RECORDS TO USE:
-*-*-
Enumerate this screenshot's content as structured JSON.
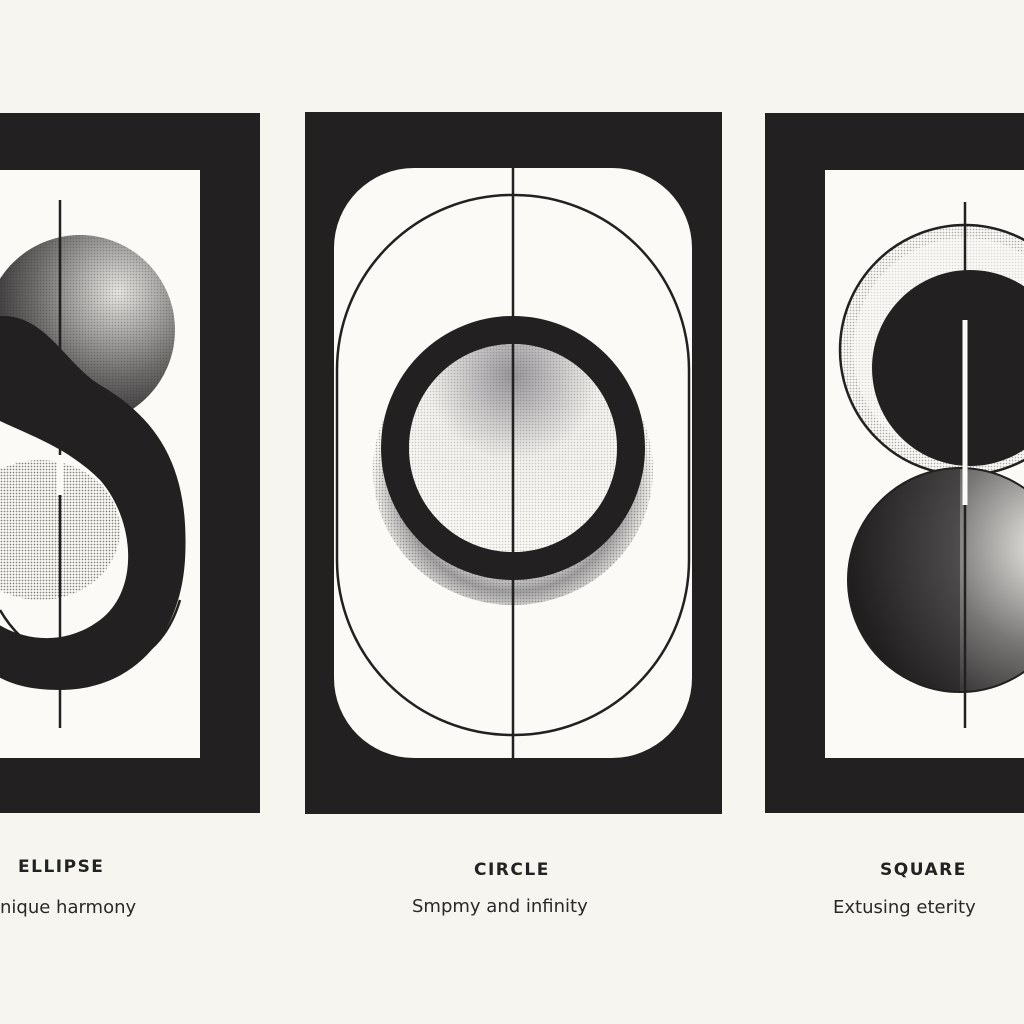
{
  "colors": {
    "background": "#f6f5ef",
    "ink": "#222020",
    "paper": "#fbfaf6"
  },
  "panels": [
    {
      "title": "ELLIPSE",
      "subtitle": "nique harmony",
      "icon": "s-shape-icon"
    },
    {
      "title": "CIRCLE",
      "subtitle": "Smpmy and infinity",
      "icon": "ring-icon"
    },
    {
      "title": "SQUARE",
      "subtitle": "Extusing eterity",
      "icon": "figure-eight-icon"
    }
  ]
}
-*-*-
WHAT IS REQUIRED:
Write out the records above exactly as they stand, leaving out every picture.

RESULT OF THIS EXERCISE:
Enumerate this screenshot's content as structured JSON.
{
  "colors": {
    "background": "#f6f5ef",
    "ink": "#222020",
    "paper": "#fbfaf6"
  },
  "panels": [
    {
      "title": "ELLIPSE",
      "subtitle": "nique harmony",
      "icon": "s-shape-icon"
    },
    {
      "title": "CIRCLE",
      "subtitle": "Smpmy and infinity",
      "icon": "ring-icon"
    },
    {
      "title": "SQUARE",
      "subtitle": "Extusing eterity",
      "icon": "figure-eight-icon"
    }
  ]
}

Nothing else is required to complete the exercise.